• **INSTRUCTIONS TO FOLLOW**
Make a tally of the lines in the records that include the string "企业可持续发展尽职调查指令", and give only that number.

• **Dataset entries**

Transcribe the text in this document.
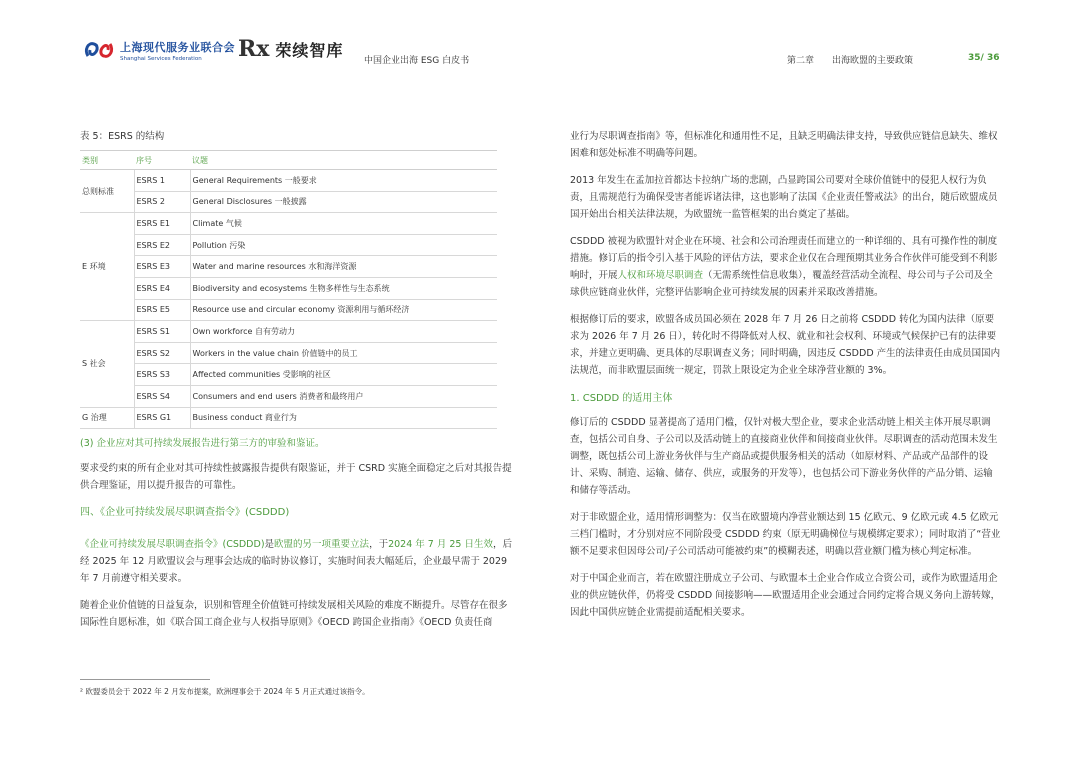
上海现代服务业联合会
Shanghai Services Federation	Rx 荣续智库
中国企业出海 ESG 白皮书	第二章 出海欧盟的主要政策	35/ 36

表 5：ESRS 的结构

类别	序号	议题
总则标准	ESRS 1	General Requirements 一般要求
	ESRS 2	General Disclosures 一般披露
E 环境	ESRS E1	Climate 气候
	ESRS E2	Pollution 污染
	ESRS E3	Water and marine resources 水和海洋资源
	ESRS E4	Biodiversity and ecosystems 生物多样性与生态系统
	ESRS E5	Resource use and circular economy 资源利用与循环经济
S 社会	ESRS S1	Own workforce 自有劳动力
	ESRS S2	Workers in the value chain 价值链中的员工
	ESRS S3	Affected communities 受影响的社区
	ESRS S4	Consumers and end users 消费者和最终用户
G 治理	ESRS G1	Business conduct 商业行为

(3) 企业应对其可持续发展报告进行第三方的审验和鉴证。

要求受约束的所有企业对其可持续性披露报告提供有限鉴证，并于 CSRD 实施全面稳定之后对其报告提供合理鉴证，用以提升报告的可靠性。

四、《企业可持续发展尽职调查指令》(CSDDD)

《企业可持续发展尽职调查指令》(CSDDD)是欧盟的另一项重要立法，于2024 年 7 月 25 日生效，后经 2025 年 12 月欧盟议会与理事会达成的临时协议修订，实施时间表大幅延后，企业最早需于 2029年 7 月前遵守相关要求。

随着企业价值链的日益复杂，识别和管理全价值链可持续发展相关风险的难度不断提升。尽管存在很多国际性自愿标准，如《联合国工商企业与人权指导原则》《OECD 跨国企业指南》《OECD 负责任商

² 欧盟委员会于 2022 年 2 月发布提案，欧洲理事会于 2024 年 5 月正式通过该指令。

业行为尽职调查指南》等，但标准化和通用性不足，且缺乏明确法律支持，导致供应链信息缺失、维权困难和惩处标准不明确等问题。

2013 年发生在孟加拉首都达卡拉纳广场的悲剧，凸显跨国公司要对全球价值链中的侵犯人权行为负责，且需规范行为确保受害者能诉诸法律，这也影响了法国《企业责任警戒法》的出台，随后欧盟成员国开始出台相关法律法规，为欧盟统一监管框架的出台奠定了基础。

CSDDD 被视为欧盟针对企业在环境、社会和公司治理责任而建立的一种详细的、具有可操作性的制度措施。修订后的指令引入基于风险的评估方法，要求企业仅在合理预期其业务合作伙伴可能受到不利影响时，开展人权和环境尽职调查（无需系统性信息收集），覆盖经营活动全流程、母公司与子公司及全球供应链商业伙伴，完整评估影响企业可持续发展的因素并采取改善措施。

根据修订后的要求，欧盟各成员国必须在 2028 年 7 月 26 日之前将 CSDDD 转化为国内法律（原要求为 2026 年 7 月 26 日），转化时不得降低对人权、就业和社会权利、环境或气候保护已有的法律要求，并建立更明确、更具体的尽职调查义务；同时明确，因违反 CSDDD 产生的法律责任由成员国国内法规范，而非欧盟层面统一规定，罚款上限设定为企业全球净营业额的 3%。

1. CSDDD 的适用主体

修订后的 CSDDD 显著提高了适用门槛，仅针对极大型企业，要求企业活动链上相关主体开展尽职调查，包括公司自身、子公司以及活动链上的直接商业伙伴和间接商业伙伴。尽职调查的活动范围未发生调整，既包括公司上游业务伙伴与生产商品或提供服务相关的活动（如原材料、产品或产品部件的设计、采购、制造、运输、储存、供应，或服务的开发等），也包括公司下游业务伙伴的产品分销、运输和储存等活动。

对于非欧盟企业，适用情形调整为：仅当在欧盟境内净营业额达到 15 亿欧元、9 亿欧元或 4.5 亿欧元三档门槛时，才分别对应不同阶段受 CSDDD 约束（原无明确梯位与规模绑定要求）；同时取消了“营业额不足要求但因母公司/子公司活动可能被约束”的模糊表述，明确以营业额门槛为核心判定标准。

对于中国企业而言，若在欧盟注册成立子公司、与欧盟本土企业合作成立合资公司，或作为欧盟适用企业的供应链伙伴，仍将受 CSDDD 间接影响——欧盟适用企业会通过合同约定将合规义务向上游转嫁，因此中国供应链企业需提前适配相关要求。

• **ANSWER FOR THE TASK**
2